__GIVEN PASSAGE__
%%
Conspirator, your underlying assumption of both a resurgence of Senate
interest and the shift of this interest in favour of one of the disputants
is bound to portray the Senate in a suspicious light unless you explain why
and when the august body’s somersault happened.
Breakdown of
law and order
The second
question: Is there breakdown of law and order in Anambra State, the only
situation which could prompt the debatable, extra-constitutional and
dangerous action contemplated by you?
The crisis in the state is firmly under the control of due process. Every attempt to steer it away from due process has always been effectively reversed by the courts and public opinion. Each of the three honestly transparent and constitutional processes that can be used to remove a governor is peacefully being tried. The first, electoral tribunal, is at work undisturbed. The second, impeachment procedure, has been successfully tried, but in a reverse motion. The third, the resignation procedure, is sub judice. For the structure of administration, all the constitutional organs of governance – Executive, Legislative and Judiciary – are functioning.
Beyond the formalism of constitutionality, there is the reality of the reign of peace in the civil society in Anambra State. The citizens of Anambra State are plying their daily business, without any threat to life and property. The latest court verdicts and appeals indicate that none of the protagonists is able to take the law into his hands. As far as security of life and property is concerned, Anambra State is not more insecure than any other state in Nigeria. She is in fact more secure than quite a few.
Therefore any
suggestion of breakdown of law and order in Anambra is obtuse, ill-motivated
and false. It is an obvious attempt to search for a bad name to hang a hated
dog.
Filthy bribe
and greed
As one waits your
answers to these two questions, one can provisionally reach only one
conclusion: you are motivated by personal gains to play the devil’s
advocate. The personal gain is money. Throughout the evening of last
Wednesday, January 14, your house was as busy as a Bureau de Change. Some
Senators, especially from a certain opposition party, were enticed with the
lure of filthy lucre in exchange for support to your planned motion. Many
other Senators from other parties were also approached. However, greed
predictably bred its own contradictions. Some of your prospective associate
victims considered the price tag of N500,000 too low, while you also felt
short changed. You were not happy that the protagonist who hired you for
the hatchet job chose himself to serve as both the treasurer and cashier
directly dispensing the bribes in your house, instead of handing over the
treasure to you in advance and leaving everything to your angelic
discretion! There is every indication that you and your sponsors have
retreated temporarily, waiting in ambush for another opportunity to take the
Senate unawares.
%%
__DATA ENTRIES__
%%
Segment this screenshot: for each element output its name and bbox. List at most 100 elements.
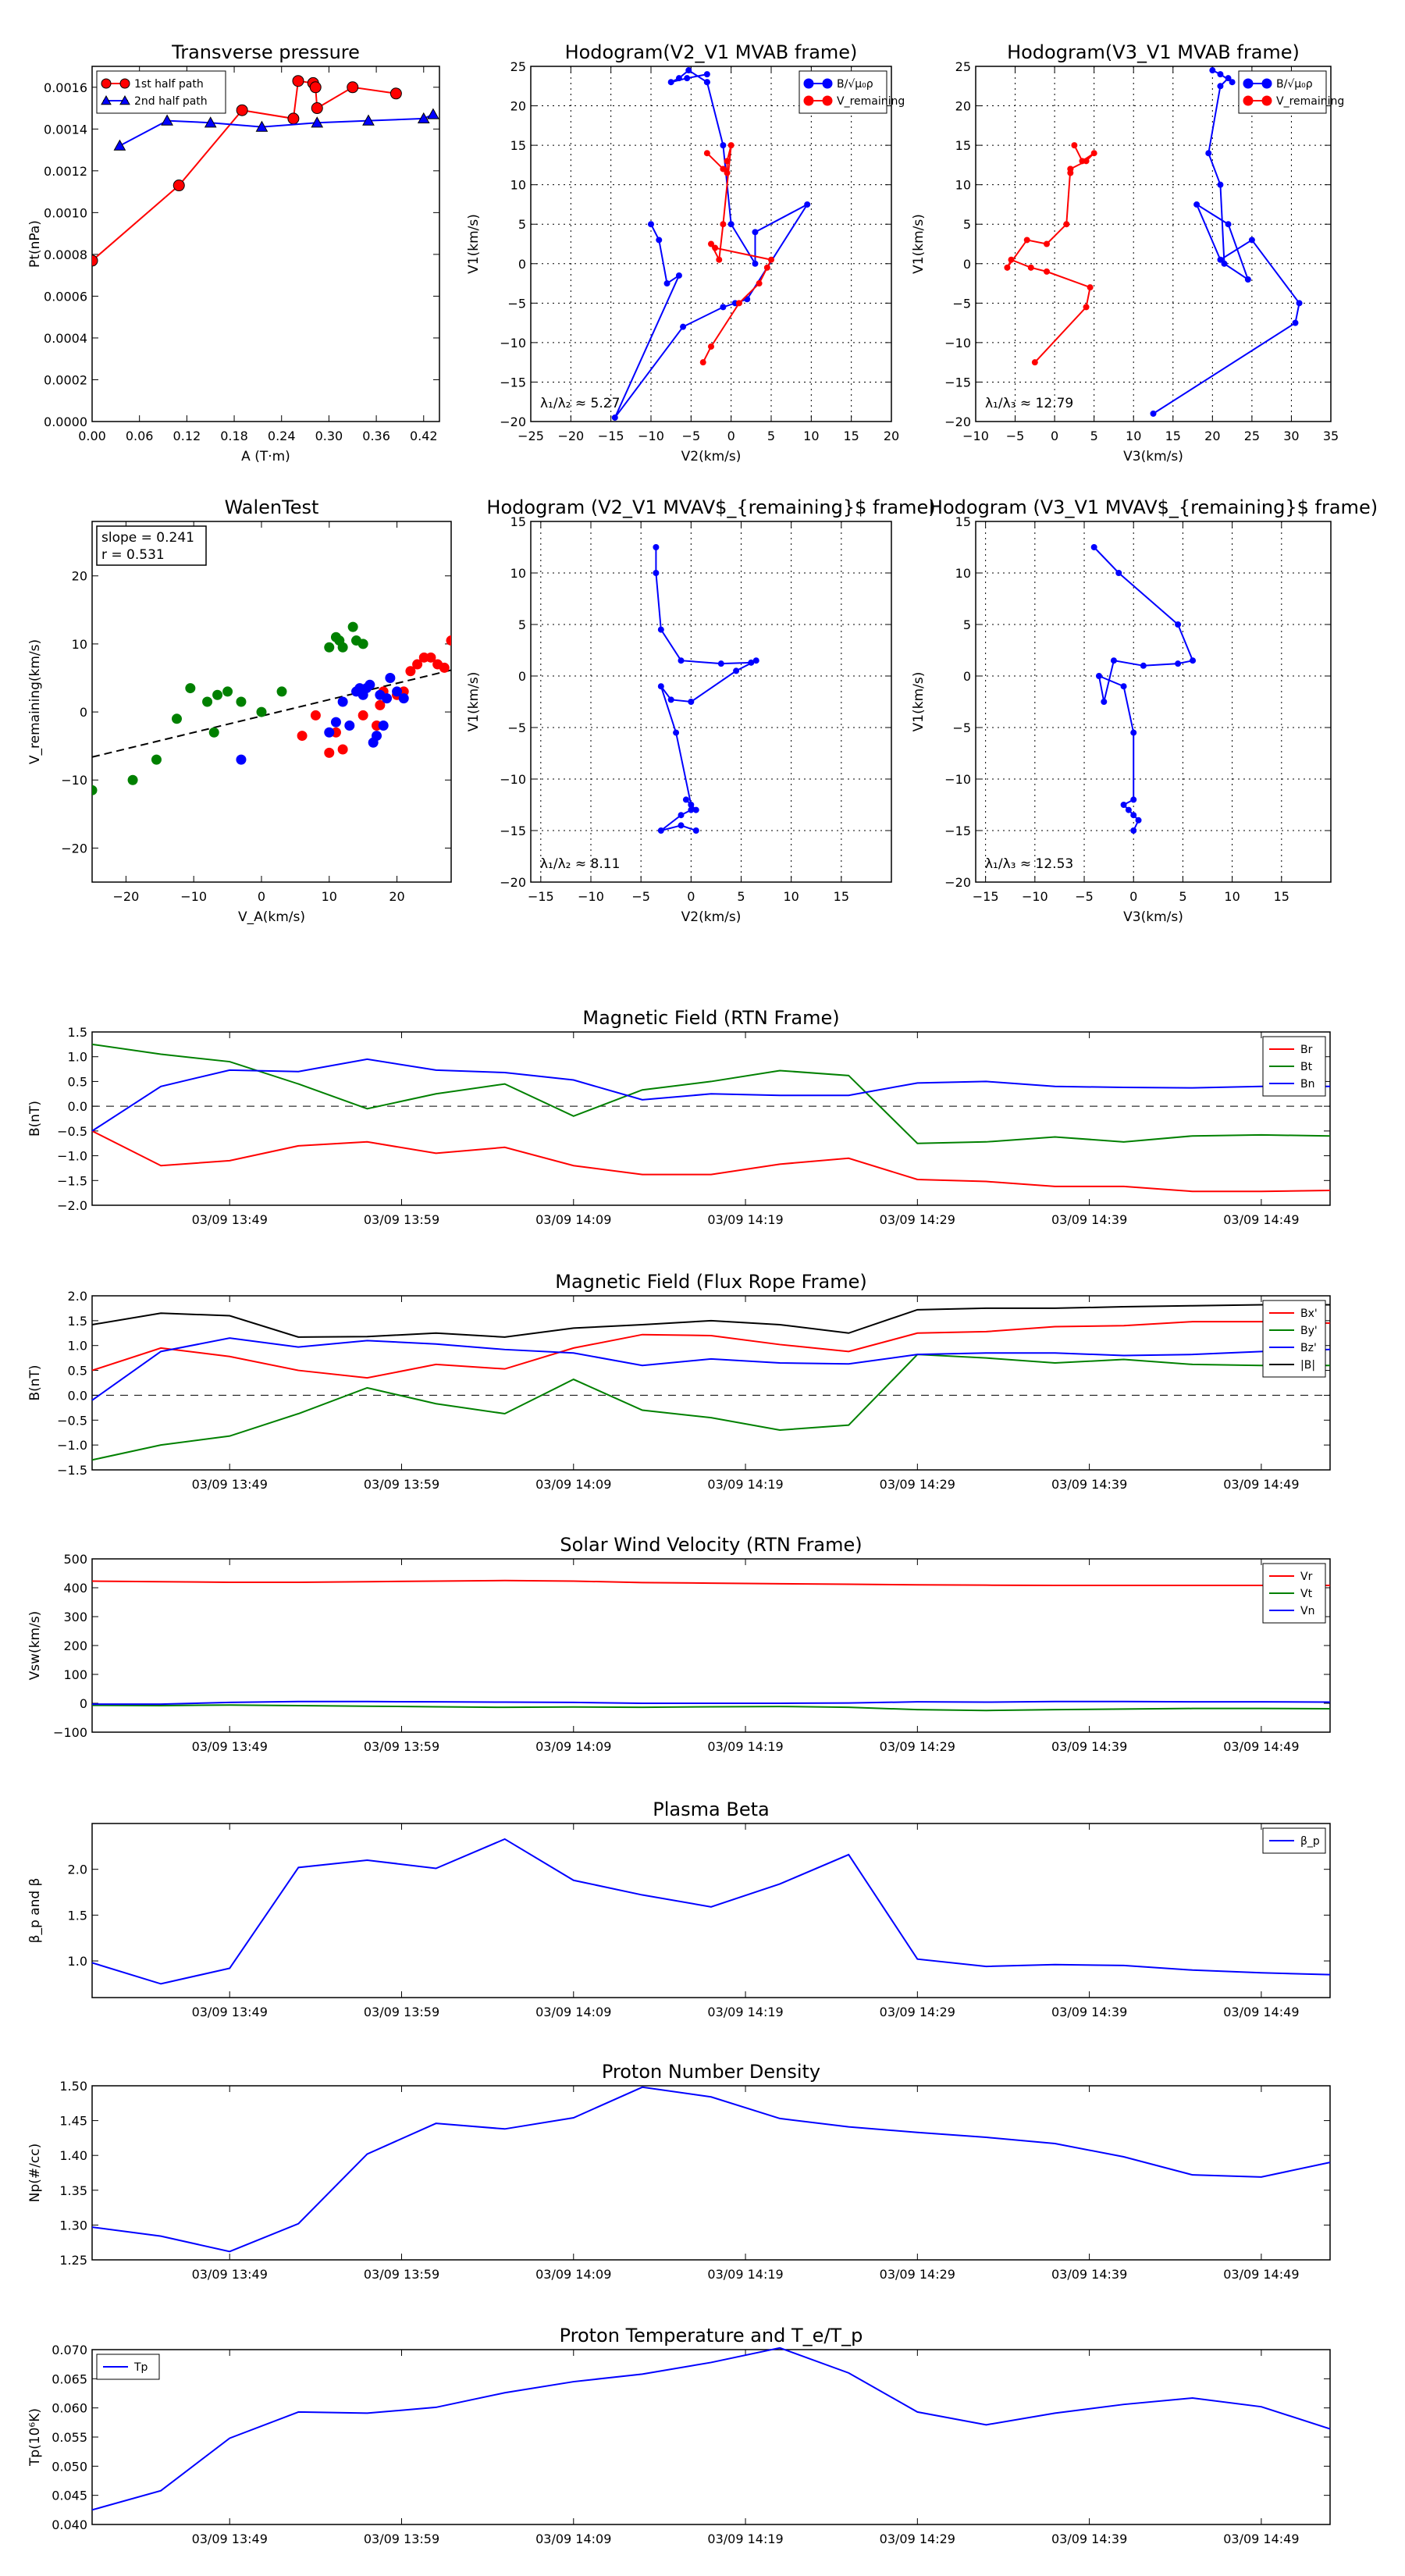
x-tick-label: 20 <box>884 429 899 443</box>
y-tick-label: 0.060 <box>52 2401 87 2416</box>
plot-area <box>92 621 451 795</box>
legend: Vr Vt Vn <box>1262 1563 1326 1624</box>
y-tick-label: 100 <box>63 1667 87 1682</box>
data-point <box>684 75 691 82</box>
data-point <box>822 78 833 89</box>
y-axis-label: Pt(nPa) <box>27 220 43 268</box>
data-point <box>1248 237 1255 244</box>
data-point <box>1221 260 1228 267</box>
x-tick-label: 03/09 14:49 <box>1223 1477 1299 1492</box>
data-point <box>648 221 654 228</box>
data-point <box>324 642 335 653</box>
y-tick-label: 1.30 <box>59 2218 87 2233</box>
data-point <box>703 150 710 157</box>
x-tick-label: 03/09 13:59 <box>364 1477 439 1492</box>
x-tick-label: 10 <box>1224 889 1240 904</box>
y-axis-label: Tp(10⁶K) <box>27 2408 43 2467</box>
y-tick-label: 1.5 <box>68 1908 87 1923</box>
data-point <box>720 165 727 173</box>
x-tick-label: 0.06 <box>126 429 154 443</box>
data-point <box>1292 319 1299 326</box>
y-tick-label: 0 <box>80 705 87 720</box>
chart-h2: Hodogram(V3_V1 MVAB frame) −20 −15 −10 −5 0 5 1… <box>911 41 1344 464</box>
x-tick-label: −10 <box>578 889 604 904</box>
series-B/√μ₀ρ <box>611 67 811 421</box>
x-axis-label: V3(km/s) <box>1123 909 1183 925</box>
data-point <box>311 116 324 128</box>
data-point <box>724 158 731 165</box>
data-point <box>1140 662 1147 669</box>
data-point <box>822 95 833 106</box>
series-green <box>92 621 368 795</box>
data-point <box>378 720 389 731</box>
series-line <box>1090 544 1197 834</box>
series-line <box>655 547 757 831</box>
y-axis-label: V1(km/s) <box>911 214 927 274</box>
data-point <box>171 713 182 724</box>
y-tick-label: 0.0004 <box>44 331 87 346</box>
data-point <box>236 104 248 116</box>
y-tick-label: 0.050 <box>52 2459 87 2474</box>
legend-label: Vn <box>1300 1605 1314 1617</box>
data-point <box>446 635 451 646</box>
chart-title: Hodogram(V2_V1 MVAB frame) <box>565 41 858 63</box>
data-point <box>1217 256 1224 263</box>
data-point <box>324 727 335 738</box>
y-tick-label: 25 <box>510 59 526 74</box>
data-point <box>1243 78 1254 89</box>
y-tick-label: −5 <box>507 296 526 311</box>
x-tick-label: 03/09 14:09 <box>535 1477 611 1492</box>
y-axis-label: Np(#/cc) <box>27 2144 43 2202</box>
data-point <box>389 87 402 100</box>
x-tick-label: 03/09 14:49 <box>1223 1739 1299 1754</box>
data-point <box>708 240 714 247</box>
chart-beta: Plasma Beta 1.0 1.5 2.0 03/09 13:49 03/09 13:… <box>27 1799 1331 2019</box>
data-point <box>733 667 740 674</box>
data-point <box>708 343 714 350</box>
fit-line <box>92 669 451 758</box>
data-point <box>1090 150 1097 157</box>
y-tick-label: 5 <box>518 217 526 232</box>
x-tick-label: −20 <box>557 429 584 443</box>
plot-frame <box>91 66 440 422</box>
data-point <box>720 304 727 311</box>
y-tick-label: 0.040 <box>52 2517 87 2532</box>
y-tick-label: −20 <box>500 415 526 429</box>
x-tick-label: 15 <box>1165 429 1181 443</box>
y-axis-label: B(nT) <box>27 1364 43 1400</box>
y-tick-label: 1.5 <box>68 1025 87 1040</box>
legend-label: Bt <box>1300 1061 1313 1073</box>
x-tick-label: 03/09 14:39 <box>1051 2532 1127 2546</box>
x-axis-label: V2(km/s) <box>681 449 742 464</box>
x-tick-label: 0.00 <box>78 429 106 443</box>
y-tick-label: 0.0010 <box>44 205 87 220</box>
data-point <box>1229 79 1236 86</box>
data-point <box>427 108 439 119</box>
x-axis-label: V3(km/s) <box>1123 449 1183 464</box>
x-tick-label: 0 <box>258 889 265 904</box>
x-tick-label: 03/09 14:19 <box>707 2267 783 2282</box>
data-point <box>803 95 814 106</box>
x-tick-label: 03/09 14:39 <box>1051 2267 1127 2282</box>
data-point <box>1087 284 1094 291</box>
y-tick-label: 0 <box>518 257 526 272</box>
y-tick-label: −15 <box>944 375 971 390</box>
x-tick-label: 03/09 14:19 <box>707 1739 783 1754</box>
y-tick-label: −5 <box>507 720 526 735</box>
series-Vt <box>91 1704 1331 1712</box>
data-point <box>151 754 162 765</box>
y-tick-label: −15 <box>500 375 526 390</box>
data-point <box>688 699 695 705</box>
x-tick-label: 0.42 <box>410 429 438 443</box>
data-point <box>653 570 660 576</box>
legend-label: |B| <box>1300 1359 1315 1372</box>
x-tick-label: 5 <box>1090 429 1098 443</box>
data-point <box>1190 657 1197 664</box>
data-point <box>1083 158 1090 165</box>
chart-title: Solar Wind Velocity (RTN Frame) <box>560 1534 862 1556</box>
data-point <box>297 731 308 742</box>
data-point <box>1225 221 1232 228</box>
x-tick-label: 15 <box>1274 889 1289 904</box>
plot-area <box>1090 544 1197 834</box>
%%
__TASK SET__
(a) In the Anambra State passage, rewrite as a short list the paragraph that begins "The crisis in the state is firmly under the control of due process," keeping its main facts.
(b) According to the Anambra State passage, on what evening was the house as busy as a Bureau de Change?
(c) Please extract the portion of the Anambra State passage starting with "Conspirator, your underlying" and going on through "contemplated by you?".
The records are material apart from the Anambra State passage.

__ANSWERS TO THE PROBLEMS__
(a)
- The crisis in the state is under the control of due process, and the courts and public opinion have reversed every attempt to steer it away.
- All three constitutional processes for removing a governor are being tried peacefully:
  - The electoral tribunal is at work undisturbed.
  - The impeachment procedure has been tried successfully, but in reverse.
  - The resignation procedure is sub judice.
- The Executive, Legislative and Judiciary are all functioning.

(b) The evening of Wednesday, January 14.

(c)
Conspirator, your underlying assumption of both a resurgence of Senate
interest and the shift of this interest in favour of one of the disputants
is bound to portray the Senate in a suspicious light unless you explain why
and when the august body’s somersault happened.
Breakdown of
law and order
The second
question: Is there breakdown of law and order in Anambra State, the only
situation which could prompt the debatable, extra-constitutional and
dangerous action contemplated by you?